(Records contained in a dataset)

---------------

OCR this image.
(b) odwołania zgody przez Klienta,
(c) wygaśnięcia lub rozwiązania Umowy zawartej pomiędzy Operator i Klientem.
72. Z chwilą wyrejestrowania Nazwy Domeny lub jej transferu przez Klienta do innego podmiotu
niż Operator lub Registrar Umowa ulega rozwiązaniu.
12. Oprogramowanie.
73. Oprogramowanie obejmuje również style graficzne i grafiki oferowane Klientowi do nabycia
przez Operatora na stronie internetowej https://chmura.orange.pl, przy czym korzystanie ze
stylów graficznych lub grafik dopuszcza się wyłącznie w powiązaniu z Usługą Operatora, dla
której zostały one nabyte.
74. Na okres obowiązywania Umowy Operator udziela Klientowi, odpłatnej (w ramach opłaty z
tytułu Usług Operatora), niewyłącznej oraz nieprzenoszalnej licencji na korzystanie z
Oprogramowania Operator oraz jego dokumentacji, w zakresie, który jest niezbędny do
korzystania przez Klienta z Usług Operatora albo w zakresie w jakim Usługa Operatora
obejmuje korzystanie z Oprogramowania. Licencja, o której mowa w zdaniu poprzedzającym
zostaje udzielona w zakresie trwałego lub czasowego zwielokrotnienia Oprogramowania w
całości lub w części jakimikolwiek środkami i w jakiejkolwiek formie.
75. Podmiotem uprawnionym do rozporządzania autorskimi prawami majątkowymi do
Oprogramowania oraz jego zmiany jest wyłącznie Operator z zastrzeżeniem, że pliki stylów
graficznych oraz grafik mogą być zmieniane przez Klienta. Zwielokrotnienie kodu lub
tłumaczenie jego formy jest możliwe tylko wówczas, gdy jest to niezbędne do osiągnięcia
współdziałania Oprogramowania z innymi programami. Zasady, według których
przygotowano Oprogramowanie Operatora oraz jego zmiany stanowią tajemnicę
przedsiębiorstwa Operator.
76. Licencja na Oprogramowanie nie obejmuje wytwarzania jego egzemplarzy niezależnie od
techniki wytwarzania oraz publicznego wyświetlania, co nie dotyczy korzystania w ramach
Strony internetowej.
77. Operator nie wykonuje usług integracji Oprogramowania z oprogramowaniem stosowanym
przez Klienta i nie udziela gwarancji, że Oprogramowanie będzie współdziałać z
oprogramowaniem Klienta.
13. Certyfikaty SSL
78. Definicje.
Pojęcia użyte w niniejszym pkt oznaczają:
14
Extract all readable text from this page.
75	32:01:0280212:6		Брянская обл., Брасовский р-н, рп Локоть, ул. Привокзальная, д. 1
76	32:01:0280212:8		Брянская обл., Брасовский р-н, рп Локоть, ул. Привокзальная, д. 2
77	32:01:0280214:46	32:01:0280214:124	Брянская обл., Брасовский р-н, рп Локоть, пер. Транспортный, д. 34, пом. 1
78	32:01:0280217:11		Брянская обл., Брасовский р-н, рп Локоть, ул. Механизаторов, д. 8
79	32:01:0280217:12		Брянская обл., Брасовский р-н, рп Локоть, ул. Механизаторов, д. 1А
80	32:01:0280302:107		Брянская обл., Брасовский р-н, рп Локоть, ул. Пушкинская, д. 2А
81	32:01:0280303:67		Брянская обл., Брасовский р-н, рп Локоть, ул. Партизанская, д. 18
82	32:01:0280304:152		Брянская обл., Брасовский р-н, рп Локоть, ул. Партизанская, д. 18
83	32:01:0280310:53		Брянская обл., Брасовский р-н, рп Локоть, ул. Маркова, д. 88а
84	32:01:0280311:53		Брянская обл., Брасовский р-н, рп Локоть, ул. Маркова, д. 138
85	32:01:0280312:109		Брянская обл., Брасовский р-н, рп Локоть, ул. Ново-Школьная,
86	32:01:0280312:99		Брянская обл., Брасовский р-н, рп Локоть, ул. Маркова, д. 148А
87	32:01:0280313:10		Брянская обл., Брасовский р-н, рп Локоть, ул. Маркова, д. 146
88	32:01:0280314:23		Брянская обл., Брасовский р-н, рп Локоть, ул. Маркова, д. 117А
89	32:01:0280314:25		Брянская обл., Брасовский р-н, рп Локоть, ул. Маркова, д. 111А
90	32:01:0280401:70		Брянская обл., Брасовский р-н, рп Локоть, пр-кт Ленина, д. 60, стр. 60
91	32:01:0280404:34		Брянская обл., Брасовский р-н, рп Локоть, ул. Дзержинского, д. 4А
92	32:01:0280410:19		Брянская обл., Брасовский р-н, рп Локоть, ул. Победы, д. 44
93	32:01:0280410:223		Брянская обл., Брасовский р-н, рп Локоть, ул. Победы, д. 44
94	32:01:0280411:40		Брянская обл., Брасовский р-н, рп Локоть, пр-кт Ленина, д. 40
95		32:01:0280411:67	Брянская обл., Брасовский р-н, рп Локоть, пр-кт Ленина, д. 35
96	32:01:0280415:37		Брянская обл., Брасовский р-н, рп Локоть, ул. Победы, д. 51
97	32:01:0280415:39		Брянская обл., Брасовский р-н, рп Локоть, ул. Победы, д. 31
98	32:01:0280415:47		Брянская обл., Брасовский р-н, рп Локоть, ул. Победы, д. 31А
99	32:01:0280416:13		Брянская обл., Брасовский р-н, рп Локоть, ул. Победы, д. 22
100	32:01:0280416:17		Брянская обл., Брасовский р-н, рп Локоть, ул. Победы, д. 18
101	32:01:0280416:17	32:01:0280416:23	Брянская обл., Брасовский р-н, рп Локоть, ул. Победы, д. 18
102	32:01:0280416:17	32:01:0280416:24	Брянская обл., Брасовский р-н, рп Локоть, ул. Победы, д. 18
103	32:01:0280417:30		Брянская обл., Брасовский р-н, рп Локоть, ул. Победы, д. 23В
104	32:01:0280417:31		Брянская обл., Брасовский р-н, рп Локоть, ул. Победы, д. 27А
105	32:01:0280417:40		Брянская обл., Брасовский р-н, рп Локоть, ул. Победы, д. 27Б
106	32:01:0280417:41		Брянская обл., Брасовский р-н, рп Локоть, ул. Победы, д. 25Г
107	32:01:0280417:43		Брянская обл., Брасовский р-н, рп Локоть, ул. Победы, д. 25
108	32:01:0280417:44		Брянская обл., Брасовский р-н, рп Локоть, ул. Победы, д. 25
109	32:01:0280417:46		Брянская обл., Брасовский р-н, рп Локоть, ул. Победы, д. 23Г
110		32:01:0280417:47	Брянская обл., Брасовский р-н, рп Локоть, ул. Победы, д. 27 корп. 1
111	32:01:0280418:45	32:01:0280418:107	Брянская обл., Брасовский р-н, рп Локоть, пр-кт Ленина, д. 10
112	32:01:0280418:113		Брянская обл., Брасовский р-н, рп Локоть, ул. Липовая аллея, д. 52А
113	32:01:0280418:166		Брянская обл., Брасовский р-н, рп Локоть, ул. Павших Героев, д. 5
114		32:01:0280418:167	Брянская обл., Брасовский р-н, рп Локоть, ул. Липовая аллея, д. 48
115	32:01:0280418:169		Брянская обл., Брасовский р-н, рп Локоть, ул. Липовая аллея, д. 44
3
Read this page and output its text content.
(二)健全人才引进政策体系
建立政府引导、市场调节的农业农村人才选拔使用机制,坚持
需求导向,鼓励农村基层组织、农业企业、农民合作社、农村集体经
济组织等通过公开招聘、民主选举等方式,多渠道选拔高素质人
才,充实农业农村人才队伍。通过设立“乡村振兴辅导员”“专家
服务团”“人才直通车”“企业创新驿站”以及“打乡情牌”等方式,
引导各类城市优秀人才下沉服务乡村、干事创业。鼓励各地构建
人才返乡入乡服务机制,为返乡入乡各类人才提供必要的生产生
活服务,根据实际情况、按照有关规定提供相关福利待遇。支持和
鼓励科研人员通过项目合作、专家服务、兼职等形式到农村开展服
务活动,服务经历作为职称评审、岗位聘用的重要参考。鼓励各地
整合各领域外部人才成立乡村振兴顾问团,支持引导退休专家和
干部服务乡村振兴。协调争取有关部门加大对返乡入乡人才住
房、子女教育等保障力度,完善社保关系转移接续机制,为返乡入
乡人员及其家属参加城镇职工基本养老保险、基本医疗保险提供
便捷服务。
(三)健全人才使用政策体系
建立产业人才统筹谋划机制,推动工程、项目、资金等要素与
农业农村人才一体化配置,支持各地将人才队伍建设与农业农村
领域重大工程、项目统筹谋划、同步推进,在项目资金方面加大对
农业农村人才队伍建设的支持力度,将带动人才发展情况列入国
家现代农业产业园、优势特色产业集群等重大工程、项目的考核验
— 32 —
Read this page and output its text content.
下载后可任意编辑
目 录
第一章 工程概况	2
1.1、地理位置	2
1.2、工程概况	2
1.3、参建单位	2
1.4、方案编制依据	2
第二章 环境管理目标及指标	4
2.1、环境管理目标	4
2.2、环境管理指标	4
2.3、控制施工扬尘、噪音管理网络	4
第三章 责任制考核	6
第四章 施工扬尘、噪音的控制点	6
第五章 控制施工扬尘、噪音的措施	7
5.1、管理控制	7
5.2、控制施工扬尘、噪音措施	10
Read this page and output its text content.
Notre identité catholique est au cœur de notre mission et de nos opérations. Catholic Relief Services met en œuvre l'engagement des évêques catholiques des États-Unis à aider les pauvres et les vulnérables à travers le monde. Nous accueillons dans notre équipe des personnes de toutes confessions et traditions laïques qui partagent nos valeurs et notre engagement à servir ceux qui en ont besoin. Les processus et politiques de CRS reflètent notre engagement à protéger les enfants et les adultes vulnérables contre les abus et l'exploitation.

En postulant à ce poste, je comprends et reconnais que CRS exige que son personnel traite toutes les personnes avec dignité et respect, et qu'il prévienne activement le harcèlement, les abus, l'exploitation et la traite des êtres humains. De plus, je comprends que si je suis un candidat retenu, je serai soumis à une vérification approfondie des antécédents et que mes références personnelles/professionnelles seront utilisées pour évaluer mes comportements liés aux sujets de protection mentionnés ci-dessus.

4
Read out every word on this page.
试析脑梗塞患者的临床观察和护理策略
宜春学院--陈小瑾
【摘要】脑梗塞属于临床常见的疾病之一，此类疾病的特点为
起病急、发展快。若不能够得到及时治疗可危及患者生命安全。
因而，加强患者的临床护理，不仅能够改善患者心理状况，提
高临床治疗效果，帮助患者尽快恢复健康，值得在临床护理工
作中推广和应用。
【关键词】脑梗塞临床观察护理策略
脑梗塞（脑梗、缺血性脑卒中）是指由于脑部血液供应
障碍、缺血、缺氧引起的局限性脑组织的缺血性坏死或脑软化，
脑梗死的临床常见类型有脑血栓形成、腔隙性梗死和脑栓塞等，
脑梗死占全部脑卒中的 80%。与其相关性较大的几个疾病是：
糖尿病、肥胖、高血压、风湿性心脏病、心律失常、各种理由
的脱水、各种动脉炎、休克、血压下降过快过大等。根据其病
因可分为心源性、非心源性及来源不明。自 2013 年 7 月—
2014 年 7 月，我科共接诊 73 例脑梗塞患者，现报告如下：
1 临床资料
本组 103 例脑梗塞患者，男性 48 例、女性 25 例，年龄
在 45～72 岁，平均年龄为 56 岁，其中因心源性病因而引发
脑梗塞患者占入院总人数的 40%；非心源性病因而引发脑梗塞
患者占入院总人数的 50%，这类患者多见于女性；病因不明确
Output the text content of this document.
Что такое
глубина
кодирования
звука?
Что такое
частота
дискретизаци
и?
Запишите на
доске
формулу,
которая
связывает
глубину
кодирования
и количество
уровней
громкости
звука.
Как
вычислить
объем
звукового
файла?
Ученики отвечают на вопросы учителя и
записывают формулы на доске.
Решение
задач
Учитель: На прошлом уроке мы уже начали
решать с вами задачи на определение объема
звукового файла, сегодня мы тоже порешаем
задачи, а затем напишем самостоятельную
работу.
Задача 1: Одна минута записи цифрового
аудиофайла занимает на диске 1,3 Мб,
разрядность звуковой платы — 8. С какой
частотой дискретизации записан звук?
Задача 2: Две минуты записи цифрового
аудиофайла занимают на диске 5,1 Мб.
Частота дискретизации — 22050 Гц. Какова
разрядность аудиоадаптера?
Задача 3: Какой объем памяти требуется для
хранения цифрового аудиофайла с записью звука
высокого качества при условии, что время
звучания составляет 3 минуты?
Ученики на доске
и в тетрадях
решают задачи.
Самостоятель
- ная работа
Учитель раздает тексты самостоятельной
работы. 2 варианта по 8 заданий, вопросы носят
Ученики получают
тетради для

---------------

* [What you should do]:
Gather each line of the records holding the string "Ленина".

* [Response to this exercise]:
90	32:01:0280401:70		Брянская обл., Брасовский р-н, рп Локоть, пр-кт Ленина, д. 60, стр. 60
94	32:01:0280411:40		Брянская обл., Брасовский р-н, рп Локоть, пр-кт Ленина, д. 40
95		32:01:0280411:67	Брянская обл., Брасовский р-н, рп Локоть, пр-кт Ленина, д. 35
111	32:01:0280418:45	32:01:0280418:107	Брянская обл., Брасовский р-н, рп Локоть, пр-кт Ленина, д. 10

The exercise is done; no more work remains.